#### What this task involves:
Every record must be transcribed in its entirety, apart from the images, which are to be omitted.

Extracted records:
________

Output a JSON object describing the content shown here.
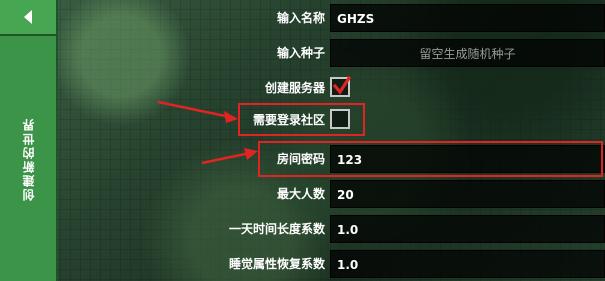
{
  "sidebar": {
    "back_icon": "chevron-left-icon",
    "tab_label": "创建新的世界"
  },
  "form": {
    "name": {
      "label": "输入名称",
      "value": "GHZS"
    },
    "seed": {
      "label": "输入种子",
      "placeholder": "留空生成随机种子"
    },
    "server": {
      "label": "创建服务器",
      "checked": true
    },
    "community": {
      "label": "需要登录社区",
      "checked": false
    },
    "password": {
      "label": "房间密码",
      "value": "123"
    },
    "max_players": {
      "label": "最大人数",
      "value": "20"
    },
    "day_length": {
      "label": "一天时间长度系数",
      "value": "1.0"
    },
    "sleep_recovery": {
      "label": "睡觉属性恢复系数",
      "value": "1.0"
    }
  },
  "colors": {
    "sidebar": "#2f7d3c",
    "highlight": "#e02424",
    "check": "#e02424"
  }
}
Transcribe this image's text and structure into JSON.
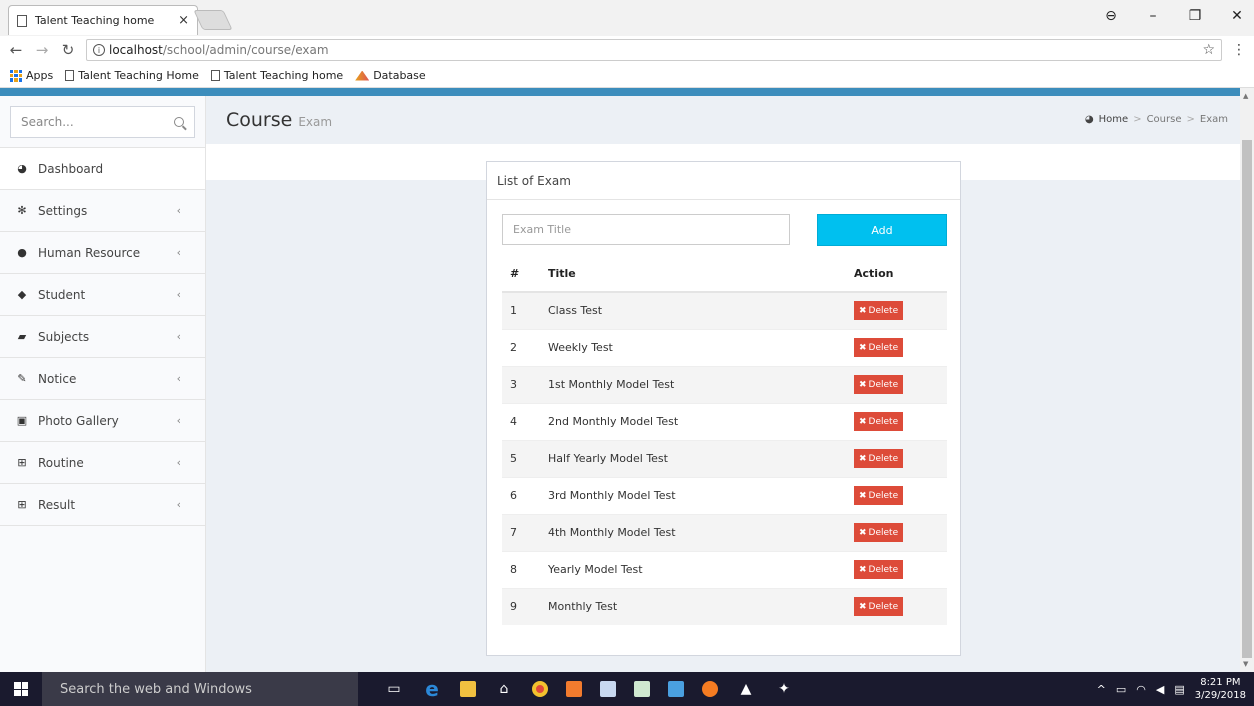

________

#### Result of this task:
Output a JSON object describing the content shown here.
{
  "sidebar": {
    "back_icon": "chevron-left-icon",
    "tab_label": "创建新的世界"
  },
  "form": {
    "name": {
      "label": "输入名称",
      "value": "GHZS"
    },
    "seed": {
      "label": "输入种子",
      "placeholder": "留空生成随机种子"
    },
    "server": {
      "label": "创建服务器",
      "checked": true
    },
    "community": {
      "label": "需要登录社区",
      "checked": false
    },
    "password": {
      "label": "房间密码",
      "value": "123"
    },
    "max_players": {
      "label": "最大人数",
      "value": "20"
    },
    "day_length": {
      "label": "一天时间长度系数",
      "value": "1.0"
    },
    "sleep_recovery": {
      "label": "睡觉属性恢复系数",
      "value": "1.0"
    }
  },
  "colors": {
    "sidebar": "#2f7d3c",
    "highlight": "#e02424",
    "check": "#e02424"
  }
}
Transcribe this image's text and structure into JSON.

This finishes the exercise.